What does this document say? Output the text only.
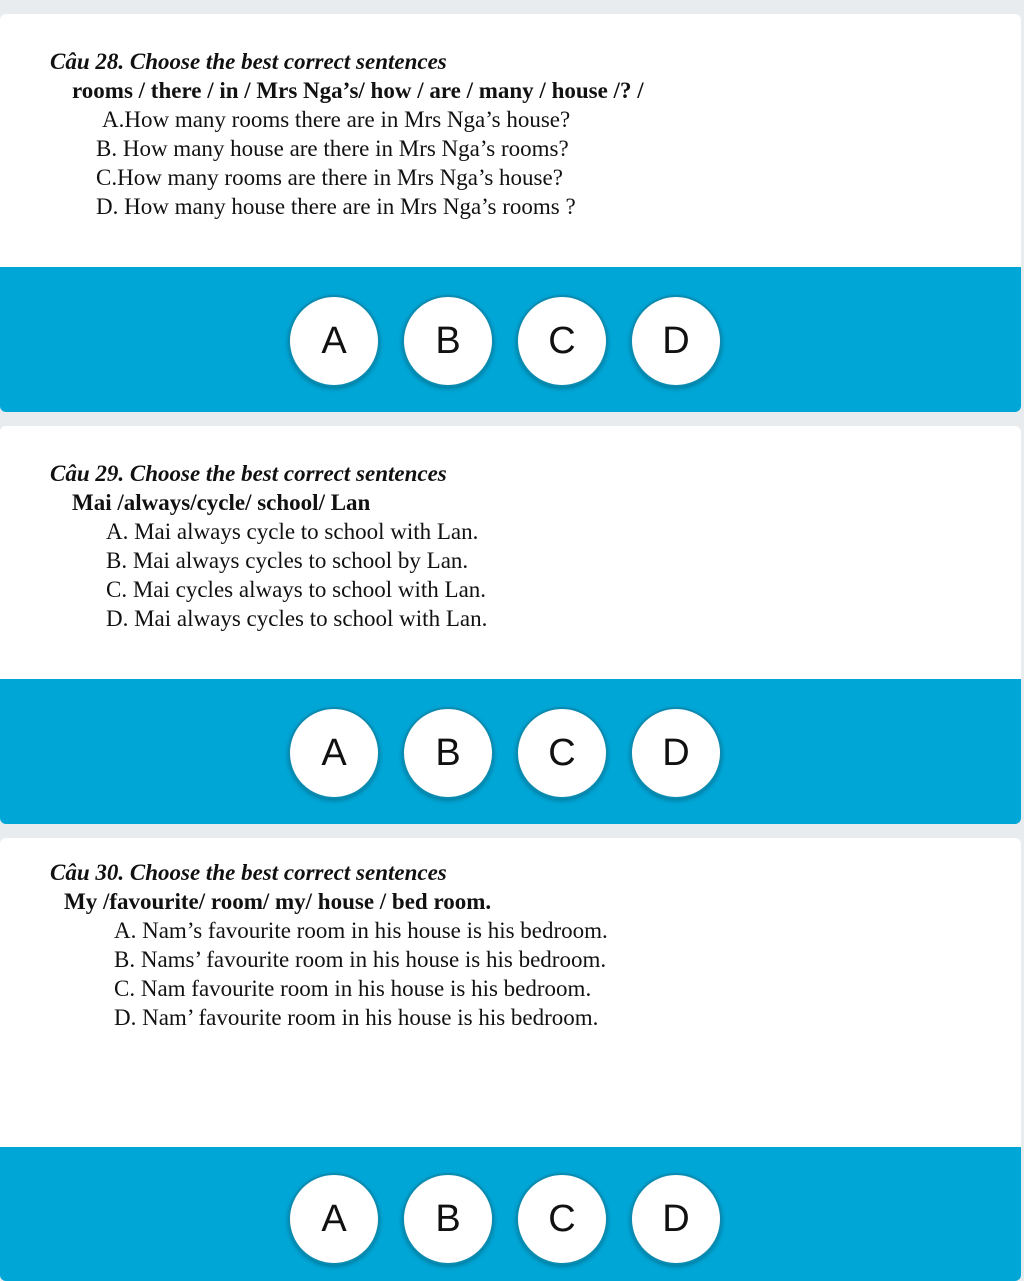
Câu 28. Choose the best correct sentences
rooms / there / in / Mrs Nga’s/ how / are / many / house /? /
A.How many rooms there are in Mrs Nga’s house?
B. How many house are there in Mrs Nga’s rooms?
C.How many rooms are there in Mrs Nga’s house?
D. How many house there are in Mrs Nga’s rooms ?
A	B	C	D
Câu 29. Choose the best correct sentences
Mai /always/cycle/ school/ Lan
A. Mai always cycle to school with Lan.
B. Mai always cycles to school by Lan.
C. Mai cycles always to school with Lan.
D. Mai always cycles to school with Lan.
A	B	C	D
Câu 30. Choose the best correct sentences
My /favourite/ room/ my/ house / bed room.
A. Nam’s favourite room in his house is his bedroom.
B. Nams’ favourite room in his house is his bedroom.
C. Nam favourite room in his house is his bedroom.
D. Nam’ favourite room in his house is his bedroom.
A	B	C	D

[Brief]: Read the lines above. Gather those in which the string "house" is found.

[Exercise solution]:
rooms / there / in / Mrs Nga’s/ how / are / many / house /? /
A.How many rooms there are in Mrs Nga’s house?
B. How many house are there in Mrs Nga’s rooms?
C.How many rooms are there in Mrs Nga’s house?
D. How many house there are in Mrs Nga’s rooms ?
My /favourite/ room/ my/ house / bed room.
A. Nam’s favourite room in his house is his bedroom.
B. Nams’ favourite room in his house is his bedroom.
C. Nam favourite room in his house is his bedroom.
D. Nam’ favourite room in his house is his bedroom.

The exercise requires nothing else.